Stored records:
——
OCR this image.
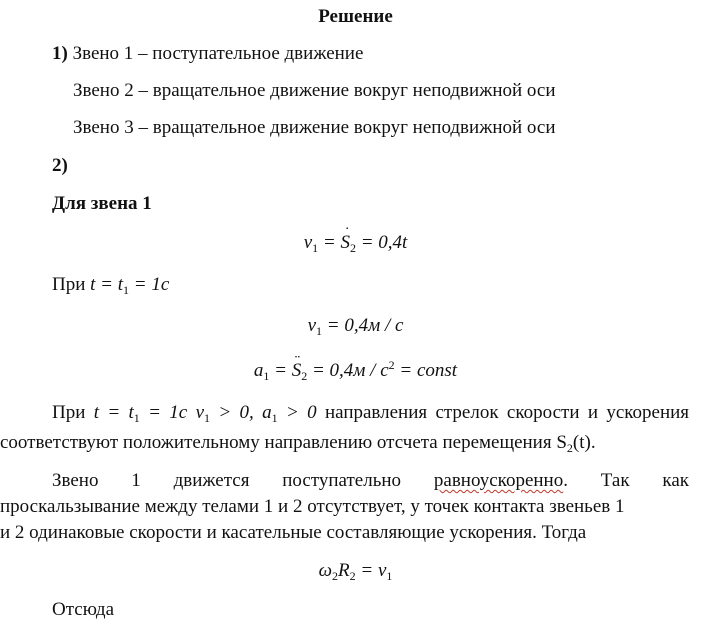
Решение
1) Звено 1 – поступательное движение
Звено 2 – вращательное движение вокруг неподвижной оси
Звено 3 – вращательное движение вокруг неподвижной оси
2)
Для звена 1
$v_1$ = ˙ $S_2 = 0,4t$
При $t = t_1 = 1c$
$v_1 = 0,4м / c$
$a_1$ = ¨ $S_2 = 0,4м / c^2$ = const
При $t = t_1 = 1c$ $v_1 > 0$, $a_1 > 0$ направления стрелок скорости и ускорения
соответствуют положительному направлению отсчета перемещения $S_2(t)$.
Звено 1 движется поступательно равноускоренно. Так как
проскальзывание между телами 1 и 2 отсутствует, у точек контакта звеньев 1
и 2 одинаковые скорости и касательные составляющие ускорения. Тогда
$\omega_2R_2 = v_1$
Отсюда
——
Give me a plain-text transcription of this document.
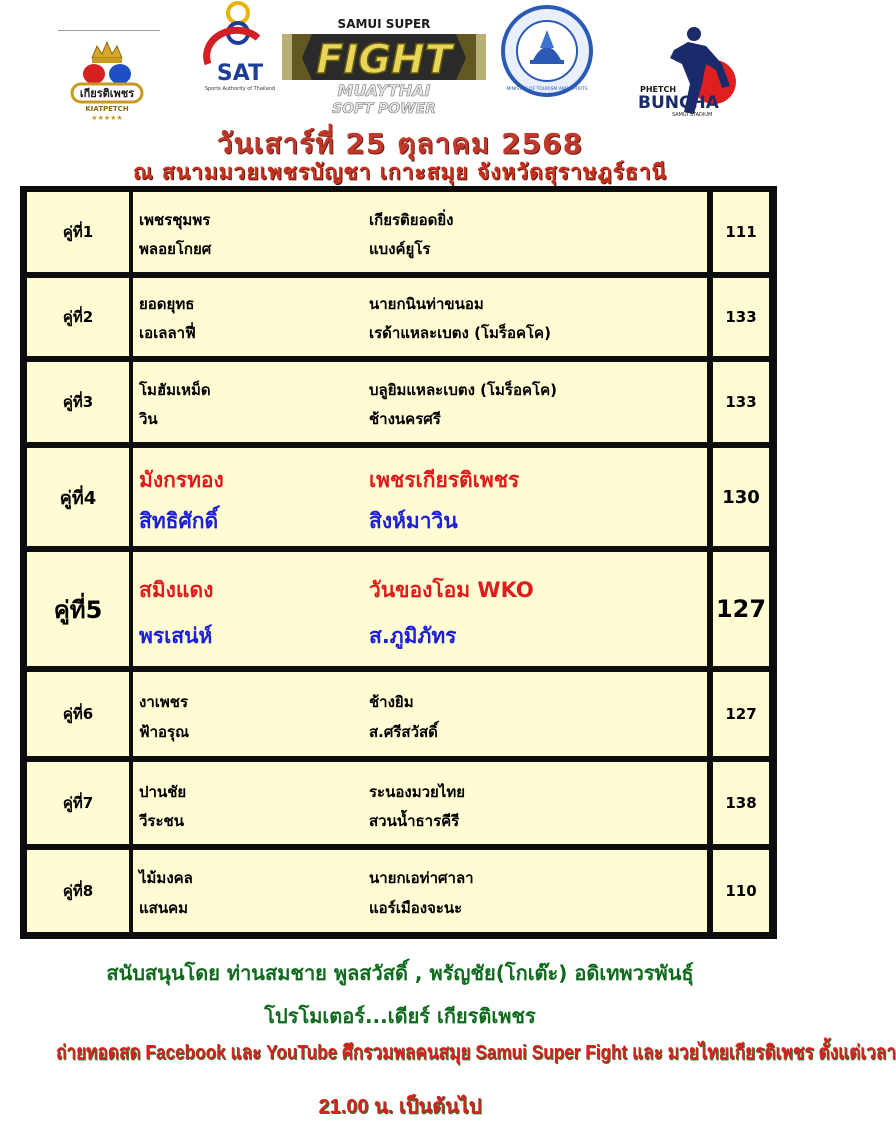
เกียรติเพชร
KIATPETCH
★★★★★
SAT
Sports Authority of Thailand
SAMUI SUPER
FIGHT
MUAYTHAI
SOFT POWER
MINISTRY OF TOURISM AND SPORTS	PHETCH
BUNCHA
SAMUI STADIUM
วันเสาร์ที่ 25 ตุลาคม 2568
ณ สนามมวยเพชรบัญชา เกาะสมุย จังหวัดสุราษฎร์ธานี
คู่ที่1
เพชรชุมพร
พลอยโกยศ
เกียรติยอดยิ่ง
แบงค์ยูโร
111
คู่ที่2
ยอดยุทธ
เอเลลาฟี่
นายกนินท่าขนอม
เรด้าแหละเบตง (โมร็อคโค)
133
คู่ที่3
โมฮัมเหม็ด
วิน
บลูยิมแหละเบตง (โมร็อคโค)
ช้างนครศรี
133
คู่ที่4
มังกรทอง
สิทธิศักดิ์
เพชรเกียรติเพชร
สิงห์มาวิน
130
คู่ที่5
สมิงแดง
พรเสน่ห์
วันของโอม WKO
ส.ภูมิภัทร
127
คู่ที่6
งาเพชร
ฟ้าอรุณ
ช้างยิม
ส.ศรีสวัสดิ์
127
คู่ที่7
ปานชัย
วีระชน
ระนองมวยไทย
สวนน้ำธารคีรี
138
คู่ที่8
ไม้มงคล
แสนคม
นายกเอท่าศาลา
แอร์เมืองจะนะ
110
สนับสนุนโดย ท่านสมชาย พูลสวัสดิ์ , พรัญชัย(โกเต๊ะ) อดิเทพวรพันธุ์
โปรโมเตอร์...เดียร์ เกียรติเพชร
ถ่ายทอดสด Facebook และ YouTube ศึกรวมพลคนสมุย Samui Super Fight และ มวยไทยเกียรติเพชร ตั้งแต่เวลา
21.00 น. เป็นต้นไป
——
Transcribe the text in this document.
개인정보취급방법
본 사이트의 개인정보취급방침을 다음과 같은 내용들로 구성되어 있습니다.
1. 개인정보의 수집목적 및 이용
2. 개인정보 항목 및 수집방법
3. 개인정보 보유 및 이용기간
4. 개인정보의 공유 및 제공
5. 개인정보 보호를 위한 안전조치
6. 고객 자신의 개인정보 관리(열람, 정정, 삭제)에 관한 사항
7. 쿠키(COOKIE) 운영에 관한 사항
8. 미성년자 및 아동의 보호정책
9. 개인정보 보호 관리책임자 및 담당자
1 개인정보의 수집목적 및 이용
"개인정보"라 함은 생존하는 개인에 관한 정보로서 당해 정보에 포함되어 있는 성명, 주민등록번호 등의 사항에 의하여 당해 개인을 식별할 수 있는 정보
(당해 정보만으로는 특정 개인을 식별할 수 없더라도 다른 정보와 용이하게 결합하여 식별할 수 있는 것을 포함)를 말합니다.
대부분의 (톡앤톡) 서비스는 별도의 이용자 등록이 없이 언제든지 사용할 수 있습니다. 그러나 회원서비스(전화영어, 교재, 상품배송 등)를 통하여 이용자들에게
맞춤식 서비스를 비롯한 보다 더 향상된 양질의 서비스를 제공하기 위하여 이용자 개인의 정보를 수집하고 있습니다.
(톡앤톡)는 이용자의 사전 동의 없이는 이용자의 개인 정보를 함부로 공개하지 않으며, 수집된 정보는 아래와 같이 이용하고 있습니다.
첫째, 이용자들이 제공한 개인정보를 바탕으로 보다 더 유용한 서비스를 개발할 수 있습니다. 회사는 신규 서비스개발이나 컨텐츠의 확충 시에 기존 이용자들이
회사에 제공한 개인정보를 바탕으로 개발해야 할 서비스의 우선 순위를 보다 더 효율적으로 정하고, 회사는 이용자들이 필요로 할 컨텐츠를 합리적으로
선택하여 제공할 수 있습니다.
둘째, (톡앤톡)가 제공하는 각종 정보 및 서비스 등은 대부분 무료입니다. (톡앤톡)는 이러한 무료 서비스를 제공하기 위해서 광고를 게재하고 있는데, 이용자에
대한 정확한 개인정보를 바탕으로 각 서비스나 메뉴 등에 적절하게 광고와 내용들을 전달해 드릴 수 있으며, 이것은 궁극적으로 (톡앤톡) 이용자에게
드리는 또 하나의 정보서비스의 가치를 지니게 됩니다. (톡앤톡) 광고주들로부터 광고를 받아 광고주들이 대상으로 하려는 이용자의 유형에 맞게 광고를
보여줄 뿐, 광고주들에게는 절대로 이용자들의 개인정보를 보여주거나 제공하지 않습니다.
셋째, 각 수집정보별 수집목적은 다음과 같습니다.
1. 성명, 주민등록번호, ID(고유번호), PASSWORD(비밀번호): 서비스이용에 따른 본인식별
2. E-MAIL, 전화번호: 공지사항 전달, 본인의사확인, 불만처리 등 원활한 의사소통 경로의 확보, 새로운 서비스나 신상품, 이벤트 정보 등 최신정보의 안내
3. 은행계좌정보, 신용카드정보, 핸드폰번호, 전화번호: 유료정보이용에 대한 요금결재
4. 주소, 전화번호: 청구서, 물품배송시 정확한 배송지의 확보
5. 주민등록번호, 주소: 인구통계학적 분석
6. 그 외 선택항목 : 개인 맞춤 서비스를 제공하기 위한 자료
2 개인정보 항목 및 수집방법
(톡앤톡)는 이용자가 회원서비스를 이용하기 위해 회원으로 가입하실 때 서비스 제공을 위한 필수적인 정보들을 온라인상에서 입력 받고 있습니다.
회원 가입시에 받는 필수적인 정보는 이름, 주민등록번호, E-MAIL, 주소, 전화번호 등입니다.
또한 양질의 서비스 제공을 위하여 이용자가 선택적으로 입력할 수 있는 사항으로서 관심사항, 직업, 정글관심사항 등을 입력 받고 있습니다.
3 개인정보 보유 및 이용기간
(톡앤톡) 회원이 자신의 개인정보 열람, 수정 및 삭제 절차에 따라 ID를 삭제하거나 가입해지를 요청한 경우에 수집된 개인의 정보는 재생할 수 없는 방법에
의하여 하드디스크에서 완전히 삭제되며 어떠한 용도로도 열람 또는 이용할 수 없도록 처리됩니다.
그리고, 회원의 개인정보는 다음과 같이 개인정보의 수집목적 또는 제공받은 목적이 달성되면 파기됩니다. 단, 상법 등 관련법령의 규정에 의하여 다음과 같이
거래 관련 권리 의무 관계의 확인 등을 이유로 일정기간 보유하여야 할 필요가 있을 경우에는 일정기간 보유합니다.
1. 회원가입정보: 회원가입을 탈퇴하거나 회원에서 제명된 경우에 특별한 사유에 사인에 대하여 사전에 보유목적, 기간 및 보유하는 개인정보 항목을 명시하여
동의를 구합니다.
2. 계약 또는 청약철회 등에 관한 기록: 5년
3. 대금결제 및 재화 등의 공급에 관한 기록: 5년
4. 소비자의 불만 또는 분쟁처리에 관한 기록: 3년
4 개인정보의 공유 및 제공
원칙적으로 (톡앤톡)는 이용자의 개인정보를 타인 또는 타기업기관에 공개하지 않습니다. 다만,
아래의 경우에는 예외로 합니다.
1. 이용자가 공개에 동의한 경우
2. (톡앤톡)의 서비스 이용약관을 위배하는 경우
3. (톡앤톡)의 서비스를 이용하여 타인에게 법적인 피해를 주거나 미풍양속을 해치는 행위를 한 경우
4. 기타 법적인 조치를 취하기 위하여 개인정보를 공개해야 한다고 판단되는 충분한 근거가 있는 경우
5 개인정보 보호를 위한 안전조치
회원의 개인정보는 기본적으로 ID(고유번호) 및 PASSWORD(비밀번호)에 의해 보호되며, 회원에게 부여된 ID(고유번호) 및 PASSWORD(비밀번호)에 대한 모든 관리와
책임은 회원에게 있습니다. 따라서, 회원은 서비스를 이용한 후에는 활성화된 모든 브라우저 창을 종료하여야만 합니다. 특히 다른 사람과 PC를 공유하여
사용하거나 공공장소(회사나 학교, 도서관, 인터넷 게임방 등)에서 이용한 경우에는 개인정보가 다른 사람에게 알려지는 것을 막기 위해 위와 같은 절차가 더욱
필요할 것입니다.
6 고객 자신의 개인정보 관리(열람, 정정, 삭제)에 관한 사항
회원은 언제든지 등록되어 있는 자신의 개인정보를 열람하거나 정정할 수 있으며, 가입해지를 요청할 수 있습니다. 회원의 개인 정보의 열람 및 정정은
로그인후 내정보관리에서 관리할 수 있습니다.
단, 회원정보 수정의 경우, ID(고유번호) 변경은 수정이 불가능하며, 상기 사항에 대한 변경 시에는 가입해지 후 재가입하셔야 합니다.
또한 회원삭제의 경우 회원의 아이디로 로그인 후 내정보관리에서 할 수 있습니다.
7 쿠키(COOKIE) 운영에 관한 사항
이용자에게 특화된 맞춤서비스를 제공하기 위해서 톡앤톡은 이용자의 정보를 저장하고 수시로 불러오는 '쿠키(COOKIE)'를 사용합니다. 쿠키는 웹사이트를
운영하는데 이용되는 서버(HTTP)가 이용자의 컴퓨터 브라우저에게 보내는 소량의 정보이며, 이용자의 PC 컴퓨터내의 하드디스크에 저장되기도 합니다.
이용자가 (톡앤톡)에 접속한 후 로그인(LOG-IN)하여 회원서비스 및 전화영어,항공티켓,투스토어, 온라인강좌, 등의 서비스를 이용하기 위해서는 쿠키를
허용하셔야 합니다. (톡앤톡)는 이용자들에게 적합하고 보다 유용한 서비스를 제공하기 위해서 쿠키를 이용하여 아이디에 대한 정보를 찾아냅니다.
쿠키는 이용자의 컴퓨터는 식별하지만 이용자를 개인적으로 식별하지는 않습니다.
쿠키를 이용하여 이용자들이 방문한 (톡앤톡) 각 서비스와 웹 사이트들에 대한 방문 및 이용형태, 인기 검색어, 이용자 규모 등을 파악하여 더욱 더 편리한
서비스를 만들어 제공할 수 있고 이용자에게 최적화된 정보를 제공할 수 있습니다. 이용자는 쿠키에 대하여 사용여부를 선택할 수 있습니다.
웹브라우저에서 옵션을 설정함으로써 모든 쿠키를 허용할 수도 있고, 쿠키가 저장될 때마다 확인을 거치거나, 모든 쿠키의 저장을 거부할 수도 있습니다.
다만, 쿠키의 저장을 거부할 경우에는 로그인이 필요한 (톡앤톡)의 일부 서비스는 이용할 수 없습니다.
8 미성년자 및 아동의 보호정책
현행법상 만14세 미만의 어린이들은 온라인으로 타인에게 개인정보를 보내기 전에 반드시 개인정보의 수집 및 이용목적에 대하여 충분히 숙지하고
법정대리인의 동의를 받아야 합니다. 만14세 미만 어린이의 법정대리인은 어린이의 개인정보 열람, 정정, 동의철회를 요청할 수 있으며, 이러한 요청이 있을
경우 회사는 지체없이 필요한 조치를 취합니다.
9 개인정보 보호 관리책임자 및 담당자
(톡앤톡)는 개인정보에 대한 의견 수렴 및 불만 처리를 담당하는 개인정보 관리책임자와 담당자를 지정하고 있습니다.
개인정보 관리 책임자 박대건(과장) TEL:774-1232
——
**The request:**
Only lines that contain the word "вращательное" are wanted; copy each of them.

**Exercise response:**
Звено 2 – вращательное движение вокруг неподвижной оси
Звено 3 – вращательное движение вокруг неподвижной оси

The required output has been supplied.